Task details:
Render every line of the entries below as a JSON list of strings, with one string per line and blank lines left out.

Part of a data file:
-------

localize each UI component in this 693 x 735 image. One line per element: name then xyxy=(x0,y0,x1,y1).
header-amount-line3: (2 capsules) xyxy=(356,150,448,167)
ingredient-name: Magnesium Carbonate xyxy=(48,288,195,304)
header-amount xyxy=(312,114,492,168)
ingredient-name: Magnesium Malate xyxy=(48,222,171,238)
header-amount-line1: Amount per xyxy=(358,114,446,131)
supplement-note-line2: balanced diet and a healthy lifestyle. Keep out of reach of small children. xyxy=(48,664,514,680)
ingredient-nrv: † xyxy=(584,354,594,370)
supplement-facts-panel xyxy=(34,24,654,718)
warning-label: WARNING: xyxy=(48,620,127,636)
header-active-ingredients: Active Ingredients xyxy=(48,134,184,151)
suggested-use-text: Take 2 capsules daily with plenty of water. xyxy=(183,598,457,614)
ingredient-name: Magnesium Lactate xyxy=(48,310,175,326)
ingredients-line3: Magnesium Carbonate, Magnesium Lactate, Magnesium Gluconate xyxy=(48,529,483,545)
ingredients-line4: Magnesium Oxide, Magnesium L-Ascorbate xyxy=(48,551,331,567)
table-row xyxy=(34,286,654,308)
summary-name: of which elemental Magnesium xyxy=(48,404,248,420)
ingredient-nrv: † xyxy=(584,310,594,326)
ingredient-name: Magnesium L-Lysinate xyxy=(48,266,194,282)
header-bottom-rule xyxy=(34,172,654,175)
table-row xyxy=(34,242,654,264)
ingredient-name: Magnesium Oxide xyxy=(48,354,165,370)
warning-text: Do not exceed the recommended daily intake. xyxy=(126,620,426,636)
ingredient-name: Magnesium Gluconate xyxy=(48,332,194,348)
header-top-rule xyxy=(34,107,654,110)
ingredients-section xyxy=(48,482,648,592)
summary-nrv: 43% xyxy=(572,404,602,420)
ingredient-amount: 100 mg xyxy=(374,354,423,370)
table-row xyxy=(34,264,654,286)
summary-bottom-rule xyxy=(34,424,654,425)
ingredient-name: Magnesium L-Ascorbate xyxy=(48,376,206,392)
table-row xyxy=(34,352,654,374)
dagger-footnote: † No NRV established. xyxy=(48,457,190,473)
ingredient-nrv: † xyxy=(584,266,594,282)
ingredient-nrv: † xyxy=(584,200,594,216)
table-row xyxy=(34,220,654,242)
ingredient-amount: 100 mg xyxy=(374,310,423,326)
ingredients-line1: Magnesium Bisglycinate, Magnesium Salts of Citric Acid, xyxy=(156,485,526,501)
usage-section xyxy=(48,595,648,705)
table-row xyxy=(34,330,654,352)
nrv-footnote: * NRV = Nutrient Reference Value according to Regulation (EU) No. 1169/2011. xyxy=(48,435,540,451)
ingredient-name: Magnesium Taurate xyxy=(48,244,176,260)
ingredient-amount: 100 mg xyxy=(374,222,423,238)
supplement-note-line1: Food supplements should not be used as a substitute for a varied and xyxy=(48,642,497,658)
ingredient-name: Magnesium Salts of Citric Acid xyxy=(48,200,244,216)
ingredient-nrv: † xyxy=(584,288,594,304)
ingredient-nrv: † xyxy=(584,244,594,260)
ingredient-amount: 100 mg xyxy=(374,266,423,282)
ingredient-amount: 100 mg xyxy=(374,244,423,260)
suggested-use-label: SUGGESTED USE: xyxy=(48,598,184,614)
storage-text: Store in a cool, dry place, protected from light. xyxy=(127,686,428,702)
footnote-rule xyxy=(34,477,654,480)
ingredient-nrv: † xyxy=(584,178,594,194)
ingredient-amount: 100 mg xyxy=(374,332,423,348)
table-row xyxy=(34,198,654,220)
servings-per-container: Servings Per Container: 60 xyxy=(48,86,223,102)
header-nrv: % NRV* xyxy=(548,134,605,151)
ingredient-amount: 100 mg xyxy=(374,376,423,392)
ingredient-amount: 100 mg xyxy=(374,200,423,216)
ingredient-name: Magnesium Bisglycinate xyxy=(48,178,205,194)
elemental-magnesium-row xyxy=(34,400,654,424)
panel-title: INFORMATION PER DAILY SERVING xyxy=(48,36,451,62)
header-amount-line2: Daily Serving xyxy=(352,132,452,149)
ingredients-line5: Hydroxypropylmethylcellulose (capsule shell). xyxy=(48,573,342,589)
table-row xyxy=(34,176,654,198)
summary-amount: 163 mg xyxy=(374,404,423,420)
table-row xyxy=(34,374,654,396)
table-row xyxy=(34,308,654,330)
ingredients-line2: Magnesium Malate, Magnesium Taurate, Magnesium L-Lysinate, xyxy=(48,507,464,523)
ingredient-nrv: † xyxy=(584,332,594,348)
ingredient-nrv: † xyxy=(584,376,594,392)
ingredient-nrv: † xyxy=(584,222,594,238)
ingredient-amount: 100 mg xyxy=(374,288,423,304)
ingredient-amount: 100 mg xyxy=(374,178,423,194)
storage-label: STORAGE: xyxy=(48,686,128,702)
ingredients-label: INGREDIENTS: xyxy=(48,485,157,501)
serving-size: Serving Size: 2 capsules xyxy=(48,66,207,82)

-------

The response:
[
  "localize each UI component in this 693 x 735 image. One line per element: name then xyxy=(x0,y0,x1,y1).",
  "header-amount-line3: (2 capsules) xyxy=(356,150,448,167)",
  "ingredient-name: Magnesium Carbonate xyxy=(48,288,195,304)",
  "header-amount xyxy=(312,114,492,168)",
  "ingredient-name: Magnesium Malate xyxy=(48,222,171,238)",
  "header-amount-line1: Amount per xyxy=(358,114,446,131)",
  "supplement-note-line2: balanced diet and a healthy lifestyle. Keep out of reach of small children. xyxy=(48,664,514,680)",
  "ingredient-nrv: † xyxy=(584,354,594,370)",
  "supplement-facts-panel xyxy=(34,24,654,718)",
  "warning-label: WARNING: xyxy=(48,620,127,636)",
  "header-active-ingredients: Active Ingredients xyxy=(48,134,184,151)",
  "suggested-use-text: Take 2 capsules daily with plenty of water. xyxy=(183,598,457,614)",
  "ingredient-name: Magnesium Lactate xyxy=(48,310,175,326)",
  "ingredients-line3: Magnesium Carbonate, Magnesium Lactate, Magnesium Gluconate xyxy=(48,529,483,545)",
  "ingredients-line4: Magnesium Oxide, Magnesium L-Ascorbate xyxy=(48,551,331,567)",
  "table-row xyxy=(34,286,654,308)",
  "summary-name: of which elemental Magnesium xyxy=(48,404,248,420)",
  "ingredient-nrv: † xyxy=(584,310,594,326)",
  "ingredient-name: Magnesium L-Lysinate xyxy=(48,266,194,282)",
  "header-bottom-rule xyxy=(34,172,654,175)",
  "table-row xyxy=(34,242,654,264)",
  "ingredient-name: Magnesium Oxide xyxy=(48,354,165,370)",
  "warning-text: Do not exceed the recommended daily intake. xyxy=(126,620,426,636)",
  "ingredient-name: Magnesium Gluconate xyxy=(48,332,194,348)",
  "header-top-rule xyxy=(34,107,654,110)",
  "ingredients-section xyxy=(48,482,648,592)",
  "summary-nrv: 43% xyxy=(572,404,602,420)",
  "ingredient-amount: 100 mg xyxy=(374,354,423,370)",
  "table-row xyxy=(34,264,654,286)",
  "summary-bottom-rule xyxy=(34,424,654,425)",
  "ingredient-name: Magnesium L-Ascorbate xyxy=(48,376,206,392)",
  "table-row xyxy=(34,352,654,374)",
  "dagger-footnote: † No NRV established. xyxy=(48,457,190,473)",
  "ingredient-nrv: † xyxy=(584,266,594,282)",
  "ingredient-nrv: † xyxy=(584,200,594,216)",
  "table-row xyxy=(34,220,654,242)",
  "ingredient-amount: 100 mg xyxy=(374,310,423,326)",
  "ingredients-line1: Magnesium Bisglycinate, Magnesium Salts of Citric Acid, xyxy=(156,485,526,501)",
  "usage-section xyxy=(48,595,648,705)",
  "table-row xyxy=(34,330,654,352)",
  "nrv-footnote: * NRV = Nutrient Reference Value according to Regulation (EU) No. 1169/2011. xyxy=(48,435,540,451)",
  "ingredient-name: Magnesium Taurate xyxy=(48,244,176,260)",
  "ingredient-amount: 100 mg xyxy=(374,222,423,238)",
  "supplement-note-line1: Food supplements should not be used as a substitute for a varied and xyxy=(48,642,497,658)",
  "ingredient-name: Magnesium Salts of Citric Acid xyxy=(48,200,244,216)",
  "ingredient-nrv: † xyxy=(584,288,594,304)",
  "ingredient-nrv: † xyxy=(584,244,594,260)",
  "ingredient-amount: 100 mg xyxy=(374,266,423,282)",
  "ingredient-amount: 100 mg xyxy=(374,244,423,260)",
  "suggested-use-label: SUGGESTED USE: xyxy=(48,598,184,614)",
  "storage-text: Store in a cool, dry place, protected from light. xyxy=(127,686,428,702)",
  "footnote-rule xyxy=(34,477,654,480)",
  "ingredient-nrv: † xyxy=(584,178,594,194)",
  "ingredient-amount: 100 mg xyxy=(374,332,423,348)",
  "table-row xyxy=(34,198,654,220)",
  "servings-per-container: Servings Per Container: 60 xyxy=(48,86,223,102)",
  "header-nrv: % NRV* xyxy=(548,134,605,151)",
  "ingredient-amount: 100 mg xyxy=(374,376,423,392)",
  "ingredient-amount: 100 mg xyxy=(374,200,423,216)",
  "ingredient-name: Magnesium Bisglycinate xyxy=(48,178,205,194)",
  "elemental-magnesium-row xyxy=(34,400,654,424)",
  "panel-title: INFORMATION PER DAILY SERVING xyxy=(48,36,451,62)",
  "header-amount-line2: Daily Serving xyxy=(352,132,452,149)",
  "ingredients-line5: Hydroxypropylmethylcellulose (capsule shell). xyxy=(48,573,342,589)",
  "table-row xyxy=(34,176,654,198)",
  "summary-amount: 163 mg xyxy=(374,404,423,420)",
  "table-row xyxy=(34,374,654,396)",
  "table-row xyxy=(34,308,654,330)",
  "ingredients-line2: Magnesium Malate, Magnesium Taurate, Magnesium L-Lysinate, xyxy=(48,507,464,523)",
  "ingredient-nrv: † xyxy=(584,332,594,348)",
  "ingredient-nrv: † xyxy=(584,376,594,392)",
  "ingredient-nrv: † xyxy=(584,222,594,238)",
  "ingredient-amount: 100 mg xyxy=(374,288,423,304)",
  "ingredient-amount: 100 mg xyxy=(374,178,423,194)",
  "storage-label: STORAGE: xyxy=(48,686,128,702)",
  "ingredients-label: INGREDIENTS: xyxy=(48,485,157,501)",
  "serving-size: Serving Size: 2 capsules xyxy=(48,66,207,82)"
]